# To do:
Across the entries below, how many lines contain the word "JSON"? Give the number alone.

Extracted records
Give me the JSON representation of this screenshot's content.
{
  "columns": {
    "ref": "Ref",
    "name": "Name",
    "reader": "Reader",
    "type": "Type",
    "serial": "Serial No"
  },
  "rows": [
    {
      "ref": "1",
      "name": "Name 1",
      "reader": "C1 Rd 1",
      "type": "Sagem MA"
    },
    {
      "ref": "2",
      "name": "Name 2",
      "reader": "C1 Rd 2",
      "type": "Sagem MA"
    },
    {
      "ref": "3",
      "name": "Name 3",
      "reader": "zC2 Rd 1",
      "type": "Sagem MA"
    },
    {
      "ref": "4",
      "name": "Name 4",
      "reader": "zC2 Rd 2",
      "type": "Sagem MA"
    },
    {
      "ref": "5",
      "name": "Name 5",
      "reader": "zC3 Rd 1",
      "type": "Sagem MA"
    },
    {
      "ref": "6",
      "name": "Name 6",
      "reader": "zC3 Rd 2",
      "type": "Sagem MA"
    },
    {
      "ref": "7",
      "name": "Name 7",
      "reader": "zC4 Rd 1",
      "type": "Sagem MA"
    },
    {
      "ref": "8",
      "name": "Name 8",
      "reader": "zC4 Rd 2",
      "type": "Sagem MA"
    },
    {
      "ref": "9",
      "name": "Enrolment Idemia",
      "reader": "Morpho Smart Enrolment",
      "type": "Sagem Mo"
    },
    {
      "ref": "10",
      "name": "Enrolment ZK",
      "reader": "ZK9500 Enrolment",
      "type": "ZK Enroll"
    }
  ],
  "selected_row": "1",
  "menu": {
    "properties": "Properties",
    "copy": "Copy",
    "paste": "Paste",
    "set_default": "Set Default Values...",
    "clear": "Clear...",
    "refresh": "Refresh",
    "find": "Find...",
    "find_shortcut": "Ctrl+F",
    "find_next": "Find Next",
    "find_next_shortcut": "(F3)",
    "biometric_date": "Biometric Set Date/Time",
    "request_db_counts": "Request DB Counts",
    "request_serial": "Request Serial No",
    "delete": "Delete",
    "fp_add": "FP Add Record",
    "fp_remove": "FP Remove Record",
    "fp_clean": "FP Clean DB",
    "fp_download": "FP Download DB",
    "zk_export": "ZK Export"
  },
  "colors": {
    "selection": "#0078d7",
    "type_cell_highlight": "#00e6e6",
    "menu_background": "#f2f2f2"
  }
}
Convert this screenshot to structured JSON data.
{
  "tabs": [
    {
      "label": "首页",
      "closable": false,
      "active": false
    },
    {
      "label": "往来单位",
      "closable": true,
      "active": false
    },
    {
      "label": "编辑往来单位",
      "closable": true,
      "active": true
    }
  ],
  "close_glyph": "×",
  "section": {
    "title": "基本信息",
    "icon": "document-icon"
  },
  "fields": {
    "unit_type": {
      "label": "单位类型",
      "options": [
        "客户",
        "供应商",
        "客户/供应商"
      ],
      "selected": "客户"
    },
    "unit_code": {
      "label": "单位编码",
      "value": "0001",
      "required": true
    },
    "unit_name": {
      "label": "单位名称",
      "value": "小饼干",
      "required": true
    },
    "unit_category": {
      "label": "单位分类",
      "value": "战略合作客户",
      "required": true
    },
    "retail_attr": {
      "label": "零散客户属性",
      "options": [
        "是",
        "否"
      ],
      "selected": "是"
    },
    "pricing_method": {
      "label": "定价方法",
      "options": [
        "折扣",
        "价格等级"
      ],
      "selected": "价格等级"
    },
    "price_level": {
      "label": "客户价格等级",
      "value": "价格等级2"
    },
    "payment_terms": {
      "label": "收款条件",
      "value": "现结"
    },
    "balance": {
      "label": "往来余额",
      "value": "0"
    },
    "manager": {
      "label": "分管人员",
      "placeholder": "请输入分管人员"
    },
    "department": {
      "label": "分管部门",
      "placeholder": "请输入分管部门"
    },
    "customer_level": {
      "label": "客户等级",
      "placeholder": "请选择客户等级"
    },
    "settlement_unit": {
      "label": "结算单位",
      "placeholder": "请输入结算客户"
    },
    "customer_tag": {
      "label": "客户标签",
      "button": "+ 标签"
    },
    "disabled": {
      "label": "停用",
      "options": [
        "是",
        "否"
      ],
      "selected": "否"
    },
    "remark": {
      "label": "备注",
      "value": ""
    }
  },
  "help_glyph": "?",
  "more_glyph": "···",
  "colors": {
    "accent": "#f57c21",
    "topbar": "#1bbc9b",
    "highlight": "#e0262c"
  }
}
...
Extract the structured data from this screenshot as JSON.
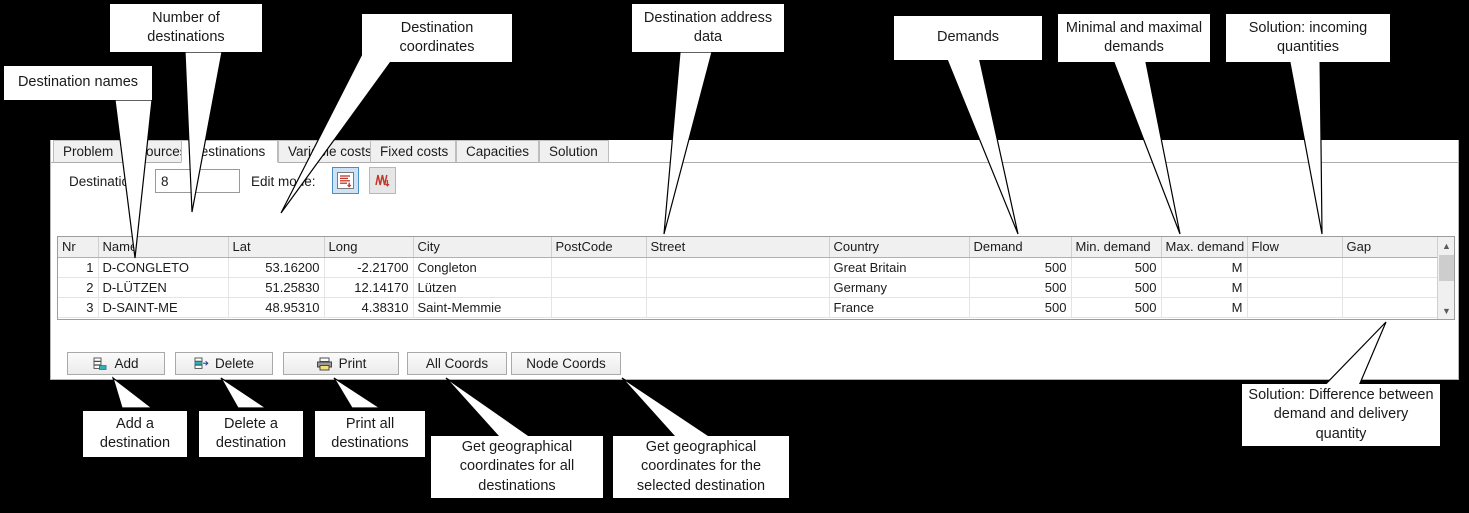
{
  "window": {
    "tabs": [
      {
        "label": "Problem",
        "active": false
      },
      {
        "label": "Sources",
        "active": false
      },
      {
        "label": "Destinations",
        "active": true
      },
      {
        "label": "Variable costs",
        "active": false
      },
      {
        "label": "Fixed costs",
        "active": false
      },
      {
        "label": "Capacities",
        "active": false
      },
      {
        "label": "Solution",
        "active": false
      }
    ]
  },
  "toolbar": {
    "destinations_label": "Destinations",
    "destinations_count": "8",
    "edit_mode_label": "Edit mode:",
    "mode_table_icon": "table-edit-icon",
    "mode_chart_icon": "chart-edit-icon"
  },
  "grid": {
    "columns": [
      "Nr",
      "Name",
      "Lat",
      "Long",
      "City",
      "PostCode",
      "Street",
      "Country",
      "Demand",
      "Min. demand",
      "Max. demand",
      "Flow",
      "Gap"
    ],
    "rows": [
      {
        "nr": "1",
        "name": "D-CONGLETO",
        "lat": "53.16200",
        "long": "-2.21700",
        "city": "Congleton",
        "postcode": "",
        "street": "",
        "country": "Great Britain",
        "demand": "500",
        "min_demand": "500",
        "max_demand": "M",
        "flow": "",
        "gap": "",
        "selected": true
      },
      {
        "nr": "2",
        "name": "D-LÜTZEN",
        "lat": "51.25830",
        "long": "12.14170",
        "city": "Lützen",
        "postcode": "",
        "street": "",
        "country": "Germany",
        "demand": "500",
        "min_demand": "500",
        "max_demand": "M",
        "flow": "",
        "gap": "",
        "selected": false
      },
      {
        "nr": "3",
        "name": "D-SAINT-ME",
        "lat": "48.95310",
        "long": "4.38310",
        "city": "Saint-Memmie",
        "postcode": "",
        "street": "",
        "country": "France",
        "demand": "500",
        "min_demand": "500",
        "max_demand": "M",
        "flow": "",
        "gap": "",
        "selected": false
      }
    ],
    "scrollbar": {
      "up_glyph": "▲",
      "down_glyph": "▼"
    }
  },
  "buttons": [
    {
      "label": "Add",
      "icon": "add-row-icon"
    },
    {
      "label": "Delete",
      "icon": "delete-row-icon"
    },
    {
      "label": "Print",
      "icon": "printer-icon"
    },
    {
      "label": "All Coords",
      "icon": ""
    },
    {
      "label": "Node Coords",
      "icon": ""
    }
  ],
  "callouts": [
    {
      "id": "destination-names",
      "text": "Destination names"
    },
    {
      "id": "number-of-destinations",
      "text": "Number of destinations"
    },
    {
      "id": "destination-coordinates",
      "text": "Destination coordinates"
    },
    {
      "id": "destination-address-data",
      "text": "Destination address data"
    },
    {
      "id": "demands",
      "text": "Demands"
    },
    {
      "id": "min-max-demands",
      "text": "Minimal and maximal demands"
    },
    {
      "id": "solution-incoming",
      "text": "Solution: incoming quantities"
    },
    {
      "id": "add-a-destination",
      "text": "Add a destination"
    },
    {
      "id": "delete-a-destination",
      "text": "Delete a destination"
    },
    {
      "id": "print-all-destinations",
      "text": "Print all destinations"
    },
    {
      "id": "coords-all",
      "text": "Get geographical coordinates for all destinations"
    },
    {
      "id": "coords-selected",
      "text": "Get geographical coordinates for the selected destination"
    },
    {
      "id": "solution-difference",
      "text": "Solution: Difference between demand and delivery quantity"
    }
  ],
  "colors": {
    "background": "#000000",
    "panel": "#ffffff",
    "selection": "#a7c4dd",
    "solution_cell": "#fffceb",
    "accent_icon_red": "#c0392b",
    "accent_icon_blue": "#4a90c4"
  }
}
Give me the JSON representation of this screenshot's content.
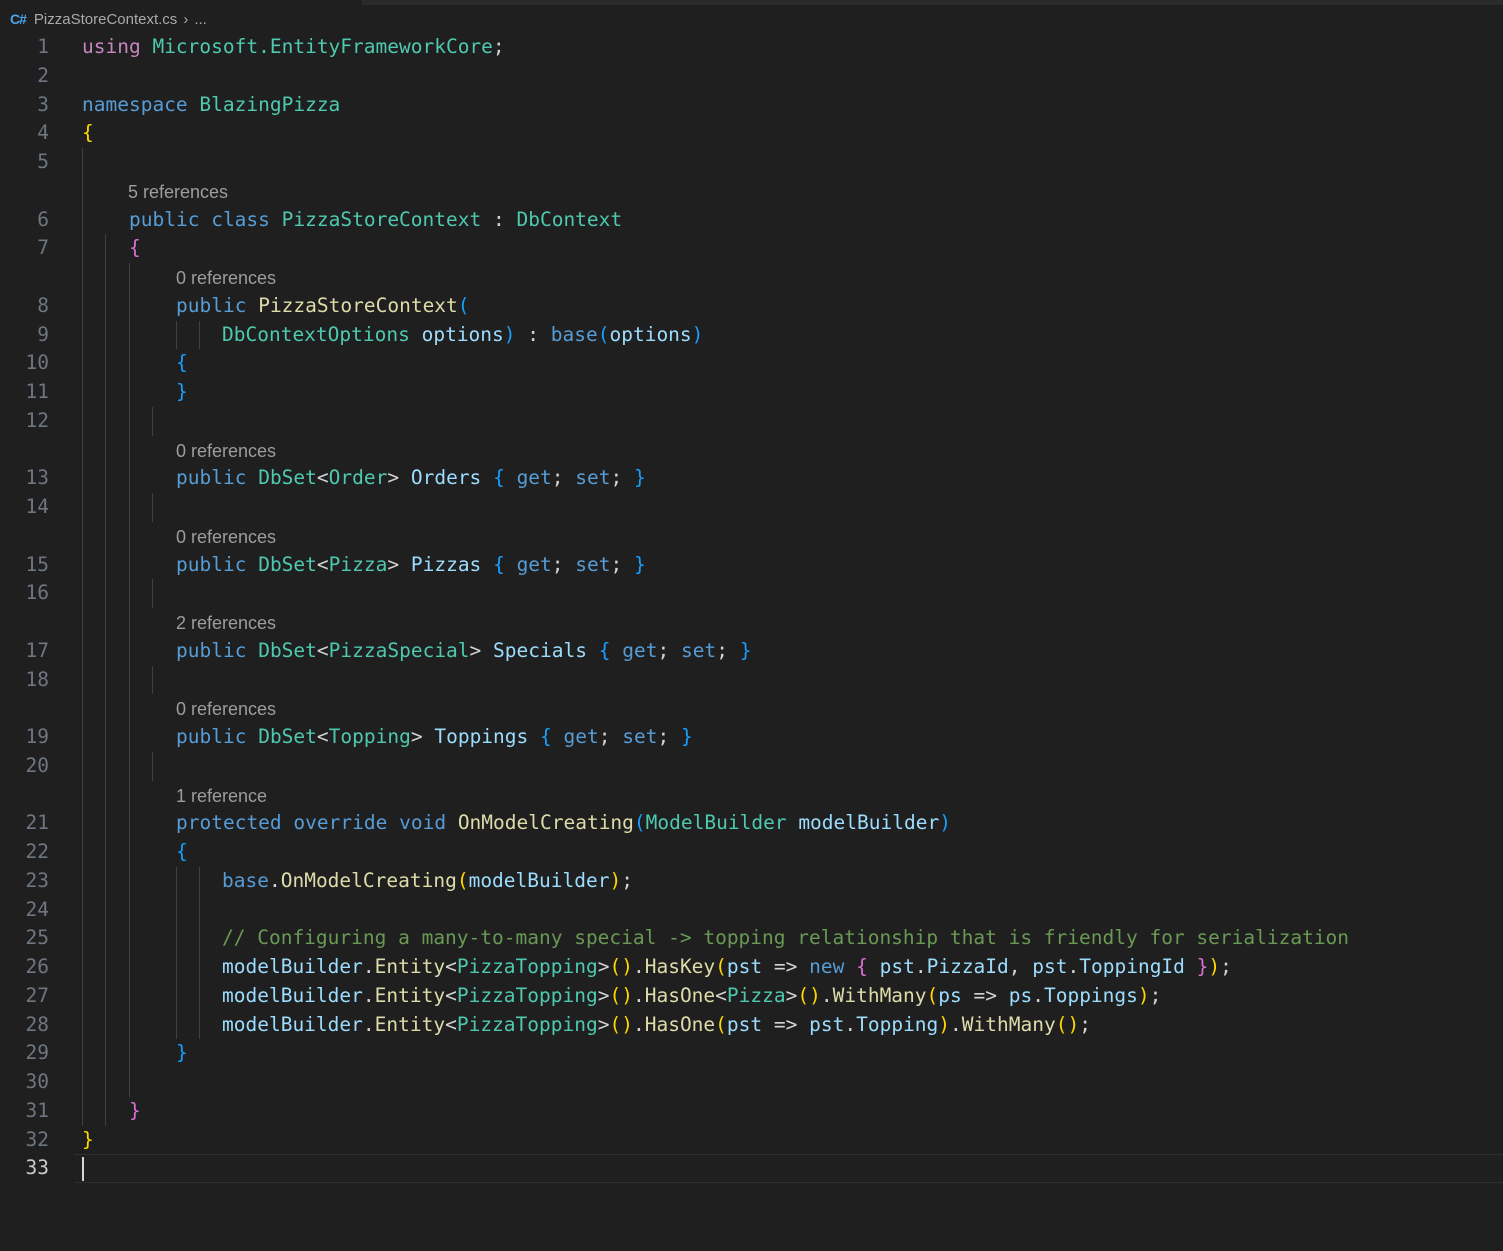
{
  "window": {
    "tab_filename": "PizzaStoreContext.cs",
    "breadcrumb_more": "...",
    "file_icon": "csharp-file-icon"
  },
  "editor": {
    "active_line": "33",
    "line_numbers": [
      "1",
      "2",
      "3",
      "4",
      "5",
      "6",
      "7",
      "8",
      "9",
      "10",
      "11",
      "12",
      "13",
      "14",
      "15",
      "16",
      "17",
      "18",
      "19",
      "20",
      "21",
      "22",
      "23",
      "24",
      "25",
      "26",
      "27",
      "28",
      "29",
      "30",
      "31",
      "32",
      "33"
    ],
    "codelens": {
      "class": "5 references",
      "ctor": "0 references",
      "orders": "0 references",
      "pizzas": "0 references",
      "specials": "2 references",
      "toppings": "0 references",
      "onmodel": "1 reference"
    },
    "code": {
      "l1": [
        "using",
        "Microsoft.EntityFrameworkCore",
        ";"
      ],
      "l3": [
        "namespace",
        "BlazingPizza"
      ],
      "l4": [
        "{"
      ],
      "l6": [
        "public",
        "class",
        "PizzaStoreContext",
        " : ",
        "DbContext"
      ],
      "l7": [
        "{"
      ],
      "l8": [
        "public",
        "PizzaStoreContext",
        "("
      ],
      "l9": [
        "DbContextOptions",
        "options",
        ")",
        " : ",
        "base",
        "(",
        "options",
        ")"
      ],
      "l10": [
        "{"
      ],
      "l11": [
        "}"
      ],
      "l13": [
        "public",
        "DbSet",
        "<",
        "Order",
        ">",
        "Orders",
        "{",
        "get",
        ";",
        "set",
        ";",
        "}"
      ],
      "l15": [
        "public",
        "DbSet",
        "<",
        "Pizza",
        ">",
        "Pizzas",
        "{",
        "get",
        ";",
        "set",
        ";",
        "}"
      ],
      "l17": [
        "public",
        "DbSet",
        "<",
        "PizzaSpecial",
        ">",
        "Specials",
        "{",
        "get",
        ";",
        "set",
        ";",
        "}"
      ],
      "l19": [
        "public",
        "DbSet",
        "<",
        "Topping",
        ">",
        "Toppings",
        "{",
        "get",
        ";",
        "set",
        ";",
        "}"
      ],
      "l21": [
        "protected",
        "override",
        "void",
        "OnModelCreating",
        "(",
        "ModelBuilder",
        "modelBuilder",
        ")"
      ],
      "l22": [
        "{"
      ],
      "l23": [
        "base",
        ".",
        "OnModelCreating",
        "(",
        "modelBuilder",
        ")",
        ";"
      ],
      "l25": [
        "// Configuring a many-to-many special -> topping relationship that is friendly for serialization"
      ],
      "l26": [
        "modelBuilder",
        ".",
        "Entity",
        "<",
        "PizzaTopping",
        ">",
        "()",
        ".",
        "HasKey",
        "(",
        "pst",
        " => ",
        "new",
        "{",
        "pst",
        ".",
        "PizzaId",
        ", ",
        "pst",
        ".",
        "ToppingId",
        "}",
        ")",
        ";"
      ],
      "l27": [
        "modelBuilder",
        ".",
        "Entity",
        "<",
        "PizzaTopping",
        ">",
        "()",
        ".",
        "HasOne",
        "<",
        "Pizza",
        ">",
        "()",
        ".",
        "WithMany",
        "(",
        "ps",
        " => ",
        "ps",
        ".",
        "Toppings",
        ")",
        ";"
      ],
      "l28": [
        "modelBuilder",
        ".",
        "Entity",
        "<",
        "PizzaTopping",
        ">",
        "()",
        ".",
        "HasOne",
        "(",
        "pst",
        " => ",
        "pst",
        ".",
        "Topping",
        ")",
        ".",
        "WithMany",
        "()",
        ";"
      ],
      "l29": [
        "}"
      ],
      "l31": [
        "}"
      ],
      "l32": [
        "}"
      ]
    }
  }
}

# Completed task:
4